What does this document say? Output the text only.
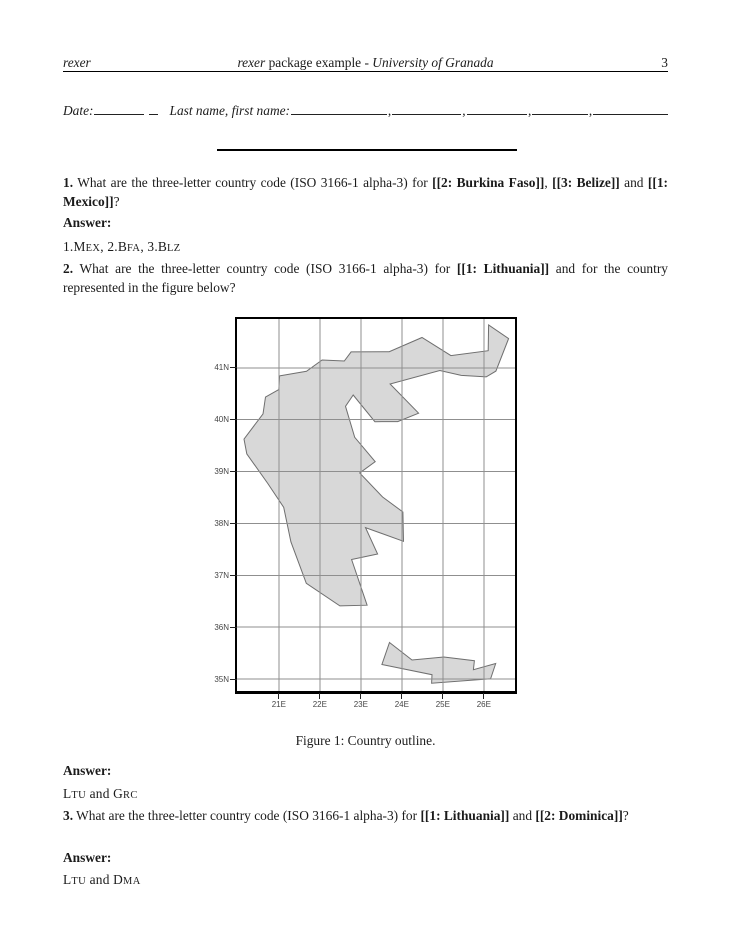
rexer	rexer package example - University of Granada	3
Date:	Last name, first name:	,	,	,	,

1. What are the three-letter country code (ISO 3166-1 alpha-3) for [[2: Burkina Faso]], [[3: Belize]] and [[1: Mexico]]?

Answer:

1.MEX, 2.BFA, 3.BLZ

2. What are the three-letter country code (ISO 3166-1 alpha-3) for [[1: Lithuania]] and for the country represented in the figure below?

21E	22E	23E	24E	25E	26E
41N
40N
39N
38N
37N
36N
35N

Figure 1: Country outline.

Answer:

LTU and GRC

3. What are the three-letter country code (ISO 3166-1 alpha-3) for [[1: Lithuania]] and [[2: Dominica]]?

Answer:

LTU and DMA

===

**WHAT THE EXERCISE ASKS:**
Copy all lines in the listing above where the string "Lithuania" appears.

**THE RESPONSE:**
2. What are the three-letter country code (ISO 3166-1 alpha-3) for [[1: Lithuania]] and for the country represented in the figure below?
3. What are the three-letter country code (ISO 3166-1 alpha-3) for [[1: Lithuania]] and [[2: Dominica]]?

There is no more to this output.